* Task brief *
Each line that holds the word "industries" should be returned.

* Collection entries *

====

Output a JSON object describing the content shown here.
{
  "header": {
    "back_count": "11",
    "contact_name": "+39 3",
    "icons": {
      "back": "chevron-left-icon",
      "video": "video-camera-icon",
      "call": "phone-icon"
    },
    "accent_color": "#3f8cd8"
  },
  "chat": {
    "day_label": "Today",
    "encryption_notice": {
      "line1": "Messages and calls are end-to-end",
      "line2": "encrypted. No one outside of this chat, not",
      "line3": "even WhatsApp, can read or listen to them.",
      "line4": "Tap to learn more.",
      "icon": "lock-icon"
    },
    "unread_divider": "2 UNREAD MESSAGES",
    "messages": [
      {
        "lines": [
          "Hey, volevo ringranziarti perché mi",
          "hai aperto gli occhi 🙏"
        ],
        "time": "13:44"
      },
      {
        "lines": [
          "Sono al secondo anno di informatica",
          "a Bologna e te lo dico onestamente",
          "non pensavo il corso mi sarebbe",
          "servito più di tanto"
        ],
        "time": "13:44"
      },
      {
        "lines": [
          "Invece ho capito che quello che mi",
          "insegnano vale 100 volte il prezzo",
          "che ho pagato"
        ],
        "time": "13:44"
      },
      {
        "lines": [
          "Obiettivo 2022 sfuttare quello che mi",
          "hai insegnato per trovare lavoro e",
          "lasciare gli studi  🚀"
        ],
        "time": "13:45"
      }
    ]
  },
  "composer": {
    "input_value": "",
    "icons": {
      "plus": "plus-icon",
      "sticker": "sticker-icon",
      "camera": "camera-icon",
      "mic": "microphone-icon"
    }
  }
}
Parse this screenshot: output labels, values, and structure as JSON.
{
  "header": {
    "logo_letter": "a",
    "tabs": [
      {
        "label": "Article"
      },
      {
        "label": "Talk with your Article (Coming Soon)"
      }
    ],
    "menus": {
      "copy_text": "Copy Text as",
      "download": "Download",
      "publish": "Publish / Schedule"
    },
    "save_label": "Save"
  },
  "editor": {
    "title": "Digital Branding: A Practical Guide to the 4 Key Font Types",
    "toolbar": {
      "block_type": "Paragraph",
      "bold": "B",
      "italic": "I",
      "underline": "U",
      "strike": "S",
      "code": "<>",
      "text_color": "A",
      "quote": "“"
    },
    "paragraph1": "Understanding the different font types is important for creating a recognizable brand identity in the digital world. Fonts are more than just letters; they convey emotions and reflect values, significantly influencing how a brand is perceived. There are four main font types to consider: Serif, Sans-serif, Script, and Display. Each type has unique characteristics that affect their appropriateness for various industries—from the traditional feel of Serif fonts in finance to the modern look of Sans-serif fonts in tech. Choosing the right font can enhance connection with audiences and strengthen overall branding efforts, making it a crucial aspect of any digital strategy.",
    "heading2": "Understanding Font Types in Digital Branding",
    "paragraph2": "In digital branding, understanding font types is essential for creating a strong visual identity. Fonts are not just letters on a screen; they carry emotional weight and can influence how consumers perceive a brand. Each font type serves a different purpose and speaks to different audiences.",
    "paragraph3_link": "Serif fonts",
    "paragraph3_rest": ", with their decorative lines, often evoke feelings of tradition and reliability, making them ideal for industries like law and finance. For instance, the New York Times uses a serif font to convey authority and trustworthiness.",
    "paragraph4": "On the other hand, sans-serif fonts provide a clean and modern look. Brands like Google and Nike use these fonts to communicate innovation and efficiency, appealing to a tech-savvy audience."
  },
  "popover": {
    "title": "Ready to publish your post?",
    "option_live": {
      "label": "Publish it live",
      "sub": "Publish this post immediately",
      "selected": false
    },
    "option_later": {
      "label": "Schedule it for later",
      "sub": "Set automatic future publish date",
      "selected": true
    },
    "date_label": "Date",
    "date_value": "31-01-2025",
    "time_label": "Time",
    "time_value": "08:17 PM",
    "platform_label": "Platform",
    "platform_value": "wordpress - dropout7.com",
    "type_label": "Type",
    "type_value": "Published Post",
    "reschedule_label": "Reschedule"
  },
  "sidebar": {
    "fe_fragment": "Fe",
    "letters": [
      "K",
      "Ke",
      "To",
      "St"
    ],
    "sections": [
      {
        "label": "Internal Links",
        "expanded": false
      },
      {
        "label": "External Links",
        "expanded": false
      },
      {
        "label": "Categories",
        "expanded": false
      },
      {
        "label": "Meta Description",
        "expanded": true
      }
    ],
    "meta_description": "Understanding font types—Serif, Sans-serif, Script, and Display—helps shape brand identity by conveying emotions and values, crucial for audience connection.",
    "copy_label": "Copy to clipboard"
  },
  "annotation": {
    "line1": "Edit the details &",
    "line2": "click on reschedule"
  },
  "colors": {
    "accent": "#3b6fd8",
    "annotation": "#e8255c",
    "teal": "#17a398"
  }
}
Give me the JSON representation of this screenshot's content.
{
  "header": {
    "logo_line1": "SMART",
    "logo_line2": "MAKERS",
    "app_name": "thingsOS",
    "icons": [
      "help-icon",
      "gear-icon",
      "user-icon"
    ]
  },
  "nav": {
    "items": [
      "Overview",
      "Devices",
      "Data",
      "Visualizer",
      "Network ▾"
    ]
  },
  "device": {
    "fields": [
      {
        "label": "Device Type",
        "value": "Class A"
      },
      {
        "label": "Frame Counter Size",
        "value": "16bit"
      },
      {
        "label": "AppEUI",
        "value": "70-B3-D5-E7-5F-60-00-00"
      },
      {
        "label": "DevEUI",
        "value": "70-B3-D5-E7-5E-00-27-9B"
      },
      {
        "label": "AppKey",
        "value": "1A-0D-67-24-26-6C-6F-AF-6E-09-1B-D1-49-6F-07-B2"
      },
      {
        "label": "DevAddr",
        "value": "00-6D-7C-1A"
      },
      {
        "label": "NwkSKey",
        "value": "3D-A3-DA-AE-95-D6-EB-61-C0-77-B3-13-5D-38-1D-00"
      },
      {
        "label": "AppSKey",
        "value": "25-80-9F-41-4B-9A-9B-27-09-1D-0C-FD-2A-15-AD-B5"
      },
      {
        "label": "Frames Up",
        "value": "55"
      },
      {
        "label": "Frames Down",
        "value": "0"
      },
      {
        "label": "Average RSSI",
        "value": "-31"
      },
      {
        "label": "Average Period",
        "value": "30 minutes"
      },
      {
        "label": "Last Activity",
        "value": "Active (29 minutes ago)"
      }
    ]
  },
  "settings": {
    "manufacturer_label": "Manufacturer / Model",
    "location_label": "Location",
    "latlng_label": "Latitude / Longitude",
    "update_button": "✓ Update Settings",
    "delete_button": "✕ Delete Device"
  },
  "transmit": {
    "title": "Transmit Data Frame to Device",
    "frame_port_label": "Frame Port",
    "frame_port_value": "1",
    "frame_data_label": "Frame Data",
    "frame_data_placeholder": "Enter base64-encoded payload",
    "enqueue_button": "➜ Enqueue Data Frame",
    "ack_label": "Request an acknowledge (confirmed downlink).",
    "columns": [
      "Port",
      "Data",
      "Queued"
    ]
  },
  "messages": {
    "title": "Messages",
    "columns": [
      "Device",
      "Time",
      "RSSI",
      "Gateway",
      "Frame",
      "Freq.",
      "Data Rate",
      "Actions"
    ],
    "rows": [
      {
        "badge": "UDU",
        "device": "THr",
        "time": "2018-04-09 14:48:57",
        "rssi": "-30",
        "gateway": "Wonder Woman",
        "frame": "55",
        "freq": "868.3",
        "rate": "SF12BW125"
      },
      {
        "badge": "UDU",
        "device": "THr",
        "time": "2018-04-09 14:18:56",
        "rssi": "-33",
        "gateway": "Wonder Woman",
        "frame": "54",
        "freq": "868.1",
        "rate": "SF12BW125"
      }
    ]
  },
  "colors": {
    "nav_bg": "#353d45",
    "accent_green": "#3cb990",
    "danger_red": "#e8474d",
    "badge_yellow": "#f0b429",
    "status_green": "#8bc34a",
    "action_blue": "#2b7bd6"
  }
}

====

* The solution *
    "paragraph1": "Understanding the different font types is important for creating a recognizable brand identity in the digital world. Fonts are more than just letters; they convey emotions and reflect values, significantly influencing how a brand is perceived. There are four main font types to consider: Serif, Sans-serif, Script, and Display. Each type has unique characteristics that affect their appropriateness for various industries—from the traditional feel of Serif fonts in finance to the modern look of Sans-serif fonts in tech. Choosing the right font can enhance connection with audiences and strengthen overall branding efforts, making it a crucial aspect of any digital strategy.",
    "paragraph3_rest": ", with their decorative lines, often evoke feelings of tradition and reliability, making them ideal for industries like law and finance. For instance, the New York Times uses a serif font to convey authority and trustworthiness.",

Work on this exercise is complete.